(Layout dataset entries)
★ ★ ★ ★
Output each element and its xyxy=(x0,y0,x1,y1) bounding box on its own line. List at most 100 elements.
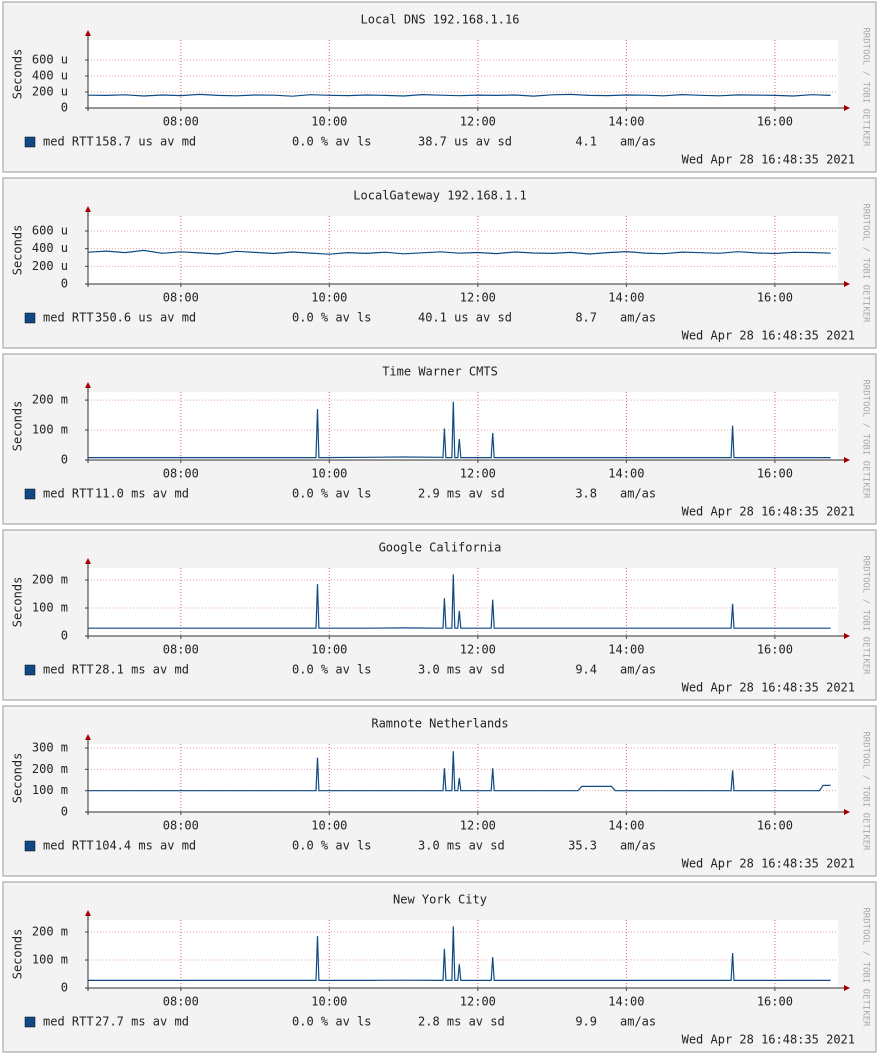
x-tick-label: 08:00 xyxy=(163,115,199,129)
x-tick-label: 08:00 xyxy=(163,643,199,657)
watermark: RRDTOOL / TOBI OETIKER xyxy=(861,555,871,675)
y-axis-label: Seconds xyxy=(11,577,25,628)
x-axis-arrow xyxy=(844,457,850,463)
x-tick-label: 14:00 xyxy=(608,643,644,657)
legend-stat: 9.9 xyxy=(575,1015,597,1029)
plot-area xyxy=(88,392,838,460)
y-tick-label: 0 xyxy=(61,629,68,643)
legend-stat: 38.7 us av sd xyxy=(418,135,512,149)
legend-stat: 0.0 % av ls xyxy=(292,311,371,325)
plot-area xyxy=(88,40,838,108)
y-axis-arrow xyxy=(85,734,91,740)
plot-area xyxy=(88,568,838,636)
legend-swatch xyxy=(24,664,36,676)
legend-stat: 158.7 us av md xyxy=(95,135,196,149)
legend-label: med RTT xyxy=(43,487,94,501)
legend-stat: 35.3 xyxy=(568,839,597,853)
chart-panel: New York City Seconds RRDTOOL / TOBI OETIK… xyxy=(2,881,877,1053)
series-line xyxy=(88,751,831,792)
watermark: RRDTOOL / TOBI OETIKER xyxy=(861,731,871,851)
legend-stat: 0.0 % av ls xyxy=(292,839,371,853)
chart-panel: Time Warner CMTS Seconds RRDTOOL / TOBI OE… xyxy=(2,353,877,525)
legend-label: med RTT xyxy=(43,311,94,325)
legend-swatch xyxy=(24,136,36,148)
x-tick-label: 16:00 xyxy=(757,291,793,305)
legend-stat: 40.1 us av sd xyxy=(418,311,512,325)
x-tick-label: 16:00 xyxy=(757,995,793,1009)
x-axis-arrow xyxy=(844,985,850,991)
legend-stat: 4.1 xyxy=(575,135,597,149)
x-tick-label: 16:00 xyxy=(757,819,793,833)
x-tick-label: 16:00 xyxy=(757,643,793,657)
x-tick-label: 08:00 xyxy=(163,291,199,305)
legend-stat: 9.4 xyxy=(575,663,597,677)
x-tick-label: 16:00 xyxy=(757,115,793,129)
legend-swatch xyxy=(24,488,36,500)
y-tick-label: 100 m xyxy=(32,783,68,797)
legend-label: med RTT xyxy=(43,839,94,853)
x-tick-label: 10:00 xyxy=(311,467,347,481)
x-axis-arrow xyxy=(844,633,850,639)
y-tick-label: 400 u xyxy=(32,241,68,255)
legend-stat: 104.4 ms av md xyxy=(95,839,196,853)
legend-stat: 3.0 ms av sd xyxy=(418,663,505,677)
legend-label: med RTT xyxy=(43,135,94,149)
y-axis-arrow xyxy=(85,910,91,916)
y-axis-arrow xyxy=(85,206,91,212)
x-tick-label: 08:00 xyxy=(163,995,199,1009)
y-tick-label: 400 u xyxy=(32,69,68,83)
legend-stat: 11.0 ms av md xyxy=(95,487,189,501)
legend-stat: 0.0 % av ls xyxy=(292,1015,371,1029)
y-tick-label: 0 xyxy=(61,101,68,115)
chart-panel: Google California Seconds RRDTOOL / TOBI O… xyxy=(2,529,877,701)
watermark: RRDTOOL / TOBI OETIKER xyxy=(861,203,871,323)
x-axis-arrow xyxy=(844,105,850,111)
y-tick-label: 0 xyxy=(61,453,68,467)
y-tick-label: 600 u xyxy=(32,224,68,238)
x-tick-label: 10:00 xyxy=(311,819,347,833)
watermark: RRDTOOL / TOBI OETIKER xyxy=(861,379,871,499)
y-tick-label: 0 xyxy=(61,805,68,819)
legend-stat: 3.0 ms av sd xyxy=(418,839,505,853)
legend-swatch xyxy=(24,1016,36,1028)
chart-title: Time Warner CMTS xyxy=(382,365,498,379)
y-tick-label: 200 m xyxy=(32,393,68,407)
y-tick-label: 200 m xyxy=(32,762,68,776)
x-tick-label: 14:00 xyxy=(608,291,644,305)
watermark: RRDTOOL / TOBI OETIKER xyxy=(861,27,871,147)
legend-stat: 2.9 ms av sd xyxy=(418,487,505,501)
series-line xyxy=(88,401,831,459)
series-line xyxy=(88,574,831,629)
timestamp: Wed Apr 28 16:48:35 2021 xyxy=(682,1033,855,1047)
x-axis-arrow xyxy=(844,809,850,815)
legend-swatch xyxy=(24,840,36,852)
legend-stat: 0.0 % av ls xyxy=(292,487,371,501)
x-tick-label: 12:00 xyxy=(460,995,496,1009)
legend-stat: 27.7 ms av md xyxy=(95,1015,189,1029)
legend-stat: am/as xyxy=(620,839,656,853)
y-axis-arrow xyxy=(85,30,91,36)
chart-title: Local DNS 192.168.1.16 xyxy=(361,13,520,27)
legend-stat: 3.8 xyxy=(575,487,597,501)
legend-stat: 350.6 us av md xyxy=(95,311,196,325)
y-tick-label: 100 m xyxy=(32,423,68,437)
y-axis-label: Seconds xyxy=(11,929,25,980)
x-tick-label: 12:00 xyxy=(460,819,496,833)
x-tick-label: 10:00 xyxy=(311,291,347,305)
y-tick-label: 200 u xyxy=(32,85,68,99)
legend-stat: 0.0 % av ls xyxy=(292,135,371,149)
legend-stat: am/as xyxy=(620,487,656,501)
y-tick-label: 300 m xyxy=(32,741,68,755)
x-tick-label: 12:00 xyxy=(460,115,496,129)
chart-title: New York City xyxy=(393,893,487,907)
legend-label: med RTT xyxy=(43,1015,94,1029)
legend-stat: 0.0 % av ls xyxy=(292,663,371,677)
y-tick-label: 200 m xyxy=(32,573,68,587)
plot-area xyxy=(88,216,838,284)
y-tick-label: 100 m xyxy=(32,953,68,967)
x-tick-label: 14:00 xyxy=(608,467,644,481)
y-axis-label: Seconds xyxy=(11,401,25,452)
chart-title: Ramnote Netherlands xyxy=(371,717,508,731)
★ ★ ★ ★
Return every row above verbatim, omitting the pictures from your answer.

### Response to the task
Output each element and its xyxy=(x0,y0,x1,y1) bounding box on its own line. List at most 100 elements.
x-tick-label: 08:00 xyxy=(163,115,199,129)
x-tick-label: 08:00 xyxy=(163,643,199,657)
watermark: RRDTOOL / TOBI OETIKER xyxy=(861,555,871,675)
y-axis-label: Seconds xyxy=(11,577,25,628)
x-axis-arrow xyxy=(844,457,850,463)
x-tick-label: 14:00 xyxy=(608,643,644,657)
legend-stat: 9.9 xyxy=(575,1015,597,1029)
plot-area xyxy=(88,392,838,460)
y-tick-label: 0 xyxy=(61,629,68,643)
legend-stat: 38.7 us av sd xyxy=(418,135,512,149)
legend-stat: 0.0 % av ls xyxy=(292,311,371,325)
plot-area xyxy=(88,40,838,108)
y-axis-arrow xyxy=(85,734,91,740)
plot-area xyxy=(88,568,838,636)
legend-swatch xyxy=(24,664,36,676)
legend-stat: 158.7 us av md xyxy=(95,135,196,149)
legend-label: med RTT xyxy=(43,487,94,501)
legend-stat: 35.3 xyxy=(568,839,597,853)
chart-panel: New York City Seconds RRDTOOL / TOBI OETIK… xyxy=(2,881,877,1053)
series-line xyxy=(88,751,831,792)
watermark: RRDTOOL / TOBI OETIKER xyxy=(861,731,871,851)
legend-stat: 0.0 % av ls xyxy=(292,839,371,853)
chart-panel: Time Warner CMTS Seconds RRDTOOL / TOBI OE… xyxy=(2,353,877,525)
legend-label: med RTT xyxy=(43,311,94,325)
legend-swatch xyxy=(24,136,36,148)
x-tick-label: 16:00 xyxy=(757,291,793,305)
legend-stat: 40.1 us av sd xyxy=(418,311,512,325)
x-tick-label: 16:00 xyxy=(757,995,793,1009)
x-axis-arrow xyxy=(844,985,850,991)
legend-stat: 4.1 xyxy=(575,135,597,149)
x-tick-label: 16:00 xyxy=(757,819,793,833)
x-tick-label: 16:00 xyxy=(757,643,793,657)
x-tick-label: 08:00 xyxy=(163,291,199,305)
legend-stat: 9.4 xyxy=(575,663,597,677)
x-tick-label: 16:00 xyxy=(757,115,793,129)
legend-swatch xyxy=(24,488,36,500)
y-tick-label: 100 m xyxy=(32,783,68,797)
legend-label: med RTT xyxy=(43,839,94,853)
x-tick-label: 10:00 xyxy=(311,467,347,481)
x-axis-arrow xyxy=(844,633,850,639)
y-tick-label: 400 u xyxy=(32,241,68,255)
legend-stat: 104.4 ms av md xyxy=(95,839,196,853)
legend-stat: 3.0 ms av sd xyxy=(418,663,505,677)
legend-label: med RTT xyxy=(43,135,94,149)
y-axis-arrow xyxy=(85,910,91,916)
y-axis-arrow xyxy=(85,206,91,212)
x-tick-label: 08:00 xyxy=(163,995,199,1009)
y-tick-label: 400 u xyxy=(32,69,68,83)
legend-stat: 11.0 ms av md xyxy=(95,487,189,501)
legend-stat: 0.0 % av ls xyxy=(292,1015,371,1029)
y-tick-label: 0 xyxy=(61,101,68,115)
chart-panel: Google California Seconds RRDTOOL / TOBI O… xyxy=(2,529,877,701)
watermark: RRDTOOL / TOBI OETIKER xyxy=(861,203,871,323)
x-axis-arrow xyxy=(844,105,850,111)
y-tick-label: 0 xyxy=(61,453,68,467)
y-tick-label: 600 u xyxy=(32,224,68,238)
x-tick-label: 10:00 xyxy=(311,819,347,833)
watermark: RRDTOOL / TOBI OETIKER xyxy=(861,379,871,499)
y-tick-label: 0 xyxy=(61,805,68,819)
legend-stat: 3.0 ms av sd xyxy=(418,839,505,853)
legend-swatch xyxy=(24,1016,36,1028)
chart-title: Time Warner CMTS xyxy=(382,365,498,379)
y-tick-label: 200 m xyxy=(32,393,68,407)
y-tick-label: 200 m xyxy=(32,762,68,776)
x-tick-label: 14:00 xyxy=(608,291,644,305)
watermark: RRDTOOL / TOBI OETIKER xyxy=(861,27,871,147)
legend-stat: 2.9 ms av sd xyxy=(418,487,505,501)
series-line xyxy=(88,401,831,459)
series-line xyxy=(88,574,831,629)
timestamp: Wed Apr 28 16:48:35 2021 xyxy=(682,1033,855,1047)
x-axis-arrow xyxy=(844,809,850,815)
legend-swatch xyxy=(24,840,36,852)
legend-stat: 0.0 % av ls xyxy=(292,487,371,501)
x-tick-label: 12:00 xyxy=(460,995,496,1009)
legend-stat: 27.7 ms av md xyxy=(95,1015,189,1029)
legend-stat: am/as xyxy=(620,839,656,853)
y-axis-arrow xyxy=(85,30,91,36)
chart-title: Local DNS 192.168.1.16 xyxy=(361,13,520,27)
legend-stat: 3.8 xyxy=(575,487,597,501)
legend-stat: 350.6 us av md xyxy=(95,311,196,325)
y-tick-label: 100 m xyxy=(32,423,68,437)
y-axis-label: Seconds xyxy=(11,929,25,980)
x-tick-label: 12:00 xyxy=(460,819,496,833)
x-tick-label: 10:00 xyxy=(311,291,347,305)
y-tick-label: 200 u xyxy=(32,85,68,99)
legend-stat: 0.0 % av ls xyxy=(292,135,371,149)
legend-stat: am/as xyxy=(620,487,656,501)
y-tick-label: 300 m xyxy=(32,741,68,755)
x-tick-label: 12:00 xyxy=(460,115,496,129)
chart-title: New York City xyxy=(393,893,487,907)
legend-label: med RTT xyxy=(43,1015,94,1029)
legend-stat: 0.0 % av ls xyxy=(292,663,371,677)
y-tick-label: 200 m xyxy=(32,573,68,587)
plot-area xyxy=(88,216,838,284)
y-tick-label: 100 m xyxy=(32,953,68,967)
x-tick-label: 14:00 xyxy=(608,467,644,481)
y-axis-label: Seconds xyxy=(11,401,25,452)
chart-title: Ramnote Netherlands xyxy=(371,717,508,731)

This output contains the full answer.